[start]
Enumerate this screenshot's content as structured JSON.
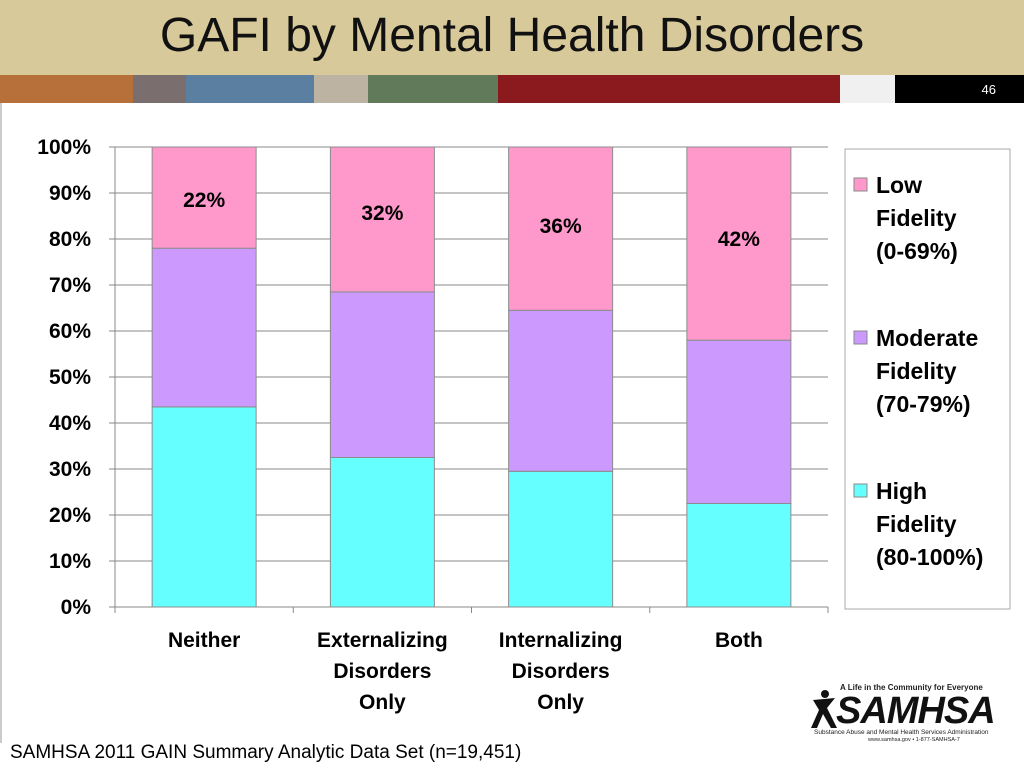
{
  "slide": {
    "title": "GAFI by Mental Health Disorders",
    "page_number": "46",
    "source_note": "SAMHSA 2011 GAIN Summary Analytic Data Set (n=19,451)",
    "stripe_colors": [
      "#b8703a",
      "#7a6e6e",
      "#5a7fa0",
      "#bdb3a3",
      "#607a5a",
      "#8a1a1e",
      "#f0f0f0",
      "#000000"
    ],
    "colors": {
      "title_band": "#d8c99a",
      "page_text": "#ffffff"
    }
  },
  "logo": {
    "tagline": "A Life in the Community for Everyone",
    "wordmark": "SAMHSA",
    "subtitle": "Substance Abuse and Mental Health Services Administration",
    "contact": "www.samhsa.gov • 1-877-SAMHSA-7"
  },
  "chart_data": {
    "type": "bar",
    "stacked": true,
    "percent": true,
    "categories": [
      "Neither",
      "Externalizing Disorders Only",
      "Internalizing Disorders Only",
      "Both"
    ],
    "series": [
      {
        "name": "High Fidelity (80-100%)",
        "color": "#66ffff",
        "values": [
          43.5,
          32.5,
          29.5,
          22.5
        ]
      },
      {
        "name": "Moderate Fidelity (70-79%)",
        "color": "#cc99ff",
        "values": [
          34.5,
          36,
          35,
          35.5
        ]
      },
      {
        "name": "Low Fidelity (0-69%)",
        "color": "#ff99cc",
        "values": [
          22,
          31.5,
          35.5,
          42
        ]
      }
    ],
    "data_labels": [
      "22%",
      "32%",
      "36%",
      "42%"
    ],
    "ylim": [
      0,
      100
    ],
    "yticks": [
      "0%",
      "10%",
      "20%",
      "30%",
      "40%",
      "50%",
      "60%",
      "70%",
      "80%",
      "90%",
      "100%"
    ],
    "legend": {
      "position": "right",
      "entries": [
        {
          "lines": [
            "Low",
            "Fidelity",
            "(0-69%)"
          ],
          "color": "#ff99cc"
        },
        {
          "lines": [
            "Moderate",
            "Fidelity",
            "(70-79%)"
          ],
          "color": "#cc99ff"
        },
        {
          "lines": [
            "High",
            "Fidelity",
            "(80-100%)"
          ],
          "color": "#66ffff"
        }
      ]
    },
    "category_label_lines": [
      [
        "Neither"
      ],
      [
        "Externalizing",
        "Disorders",
        "Only"
      ],
      [
        "Internalizing",
        "Disorders",
        "Only"
      ],
      [
        "Both"
      ]
    ],
    "grid": true
  }
}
[end]
## Task goal
Leave out all images, then reproduce the entries above exactly.

## Correct result
Enumerate this screenshot's content as structured JSON.
{
  "slide": {
    "title": "GAFI by Mental Health Disorders",
    "page_number": "46",
    "source_note": "SAMHSA 2011 GAIN Summary Analytic Data Set (n=19,451)",
    "stripe_colors": [
      "#b8703a",
      "#7a6e6e",
      "#5a7fa0",
      "#bdb3a3",
      "#607a5a",
      "#8a1a1e",
      "#f0f0f0",
      "#000000"
    ],
    "colors": {
      "title_band": "#d8c99a",
      "page_text": "#ffffff"
    }
  },
  "logo": {
    "tagline": "A Life in the Community for Everyone",
    "wordmark": "SAMHSA",
    "subtitle": "Substance Abuse and Mental Health Services Administration",
    "contact": "www.samhsa.gov • 1-877-SAMHSA-7"
  },
  "chart_data": {
    "type": "bar",
    "stacked": true,
    "percent": true,
    "categories": [
      "Neither",
      "Externalizing Disorders Only",
      "Internalizing Disorders Only",
      "Both"
    ],
    "series": [
      {
        "name": "High Fidelity (80-100%)",
        "color": "#66ffff",
        "values": [
          43.5,
          32.5,
          29.5,
          22.5
        ]
      },
      {
        "name": "Moderate Fidelity (70-79%)",
        "color": "#cc99ff",
        "values": [
          34.5,
          36,
          35,
          35.5
        ]
      },
      {
        "name": "Low Fidelity (0-69%)",
        "color": "#ff99cc",
        "values": [
          22,
          31.5,
          35.5,
          42
        ]
      }
    ],
    "data_labels": [
      "22%",
      "32%",
      "36%",
      "42%"
    ],
    "ylim": [
      0,
      100
    ],
    "yticks": [
      "0%",
      "10%",
      "20%",
      "30%",
      "40%",
      "50%",
      "60%",
      "70%",
      "80%",
      "90%",
      "100%"
    ],
    "legend": {
      "position": "right",
      "entries": [
        {
          "lines": [
            "Low",
            "Fidelity",
            "(0-69%)"
          ],
          "color": "#ff99cc"
        },
        {
          "lines": [
            "Moderate",
            "Fidelity",
            "(70-79%)"
          ],
          "color": "#cc99ff"
        },
        {
          "lines": [
            "High",
            "Fidelity",
            "(80-100%)"
          ],
          "color": "#66ffff"
        }
      ]
    },
    "category_label_lines": [
      [
        "Neither"
      ],
      [
        "Externalizing",
        "Disorders",
        "Only"
      ],
      [
        "Internalizing",
        "Disorders",
        "Only"
      ],
      [
        "Both"
      ]
    ],
    "grid": true
  }
}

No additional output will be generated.